▶ [OBJECTIVE]
Quote all of the data exactly as given. Skip every picture it contains.

▶ [INPUT MATERIAL]
□ □ □ □

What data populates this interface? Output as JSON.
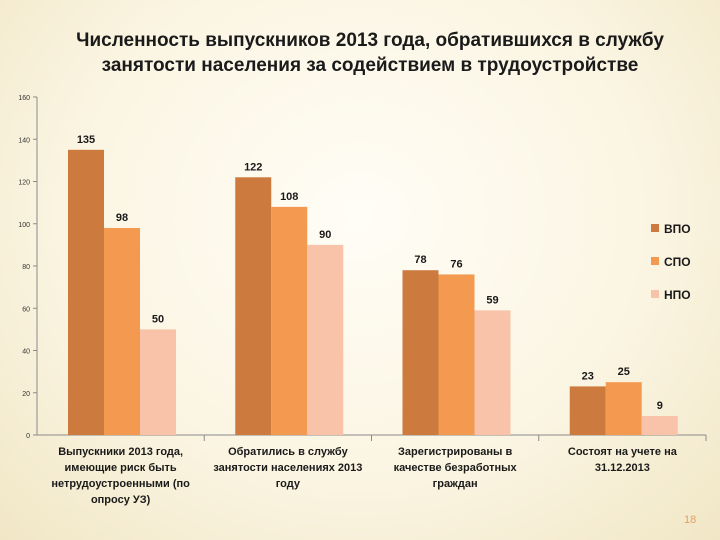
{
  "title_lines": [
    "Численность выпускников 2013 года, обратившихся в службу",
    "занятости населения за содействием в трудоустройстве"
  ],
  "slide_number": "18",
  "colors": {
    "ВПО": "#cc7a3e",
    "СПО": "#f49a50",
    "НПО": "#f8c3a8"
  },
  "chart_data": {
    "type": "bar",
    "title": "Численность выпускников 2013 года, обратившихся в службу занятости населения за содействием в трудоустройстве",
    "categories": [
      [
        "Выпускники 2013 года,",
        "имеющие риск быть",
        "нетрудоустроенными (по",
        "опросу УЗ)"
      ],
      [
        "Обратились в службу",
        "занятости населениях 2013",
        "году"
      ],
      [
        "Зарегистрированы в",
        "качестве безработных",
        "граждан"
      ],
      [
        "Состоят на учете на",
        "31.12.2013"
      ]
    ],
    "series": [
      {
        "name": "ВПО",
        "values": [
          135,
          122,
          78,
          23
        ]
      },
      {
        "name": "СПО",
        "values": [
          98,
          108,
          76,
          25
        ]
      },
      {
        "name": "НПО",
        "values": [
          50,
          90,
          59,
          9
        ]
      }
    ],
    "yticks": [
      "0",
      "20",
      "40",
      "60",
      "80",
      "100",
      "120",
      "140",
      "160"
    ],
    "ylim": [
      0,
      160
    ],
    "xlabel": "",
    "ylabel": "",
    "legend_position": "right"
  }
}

□ □ □ □

▶ [SOLUTION FOR THIS TASK]
What data populates this interface? Output as JSON.
{
  "title_lines": [
    "Численность выпускников 2013 года, обратившихся в службу",
    "занятости населения за содействием в трудоустройстве"
  ],
  "slide_number": "18",
  "colors": {
    "ВПО": "#cc7a3e",
    "СПО": "#f49a50",
    "НПО": "#f8c3a8"
  },
  "chart_data": {
    "type": "bar",
    "title": "Численность выпускников 2013 года, обратившихся в службу занятости населения за содействием в трудоустройстве",
    "categories": [
      [
        "Выпускники 2013 года,",
        "имеющие риск быть",
        "нетрудоустроенными (по",
        "опросу УЗ)"
      ],
      [
        "Обратились в службу",
        "занятости населениях 2013",
        "году"
      ],
      [
        "Зарегистрированы в",
        "качестве безработных",
        "граждан"
      ],
      [
        "Состоят на учете на",
        "31.12.2013"
      ]
    ],
    "series": [
      {
        "name": "ВПО",
        "values": [
          135,
          122,
          78,
          23
        ]
      },
      {
        "name": "СПО",
        "values": [
          98,
          108,
          76,
          25
        ]
      },
      {
        "name": "НПО",
        "values": [
          50,
          90,
          59,
          9
        ]
      }
    ],
    "yticks": [
      "0",
      "20",
      "40",
      "60",
      "80",
      "100",
      "120",
      "140",
      "160"
    ],
    "ylim": [
      0,
      160
    ],
    "xlabel": "",
    "ylabel": "",
    "legend_position": "right"
  }
}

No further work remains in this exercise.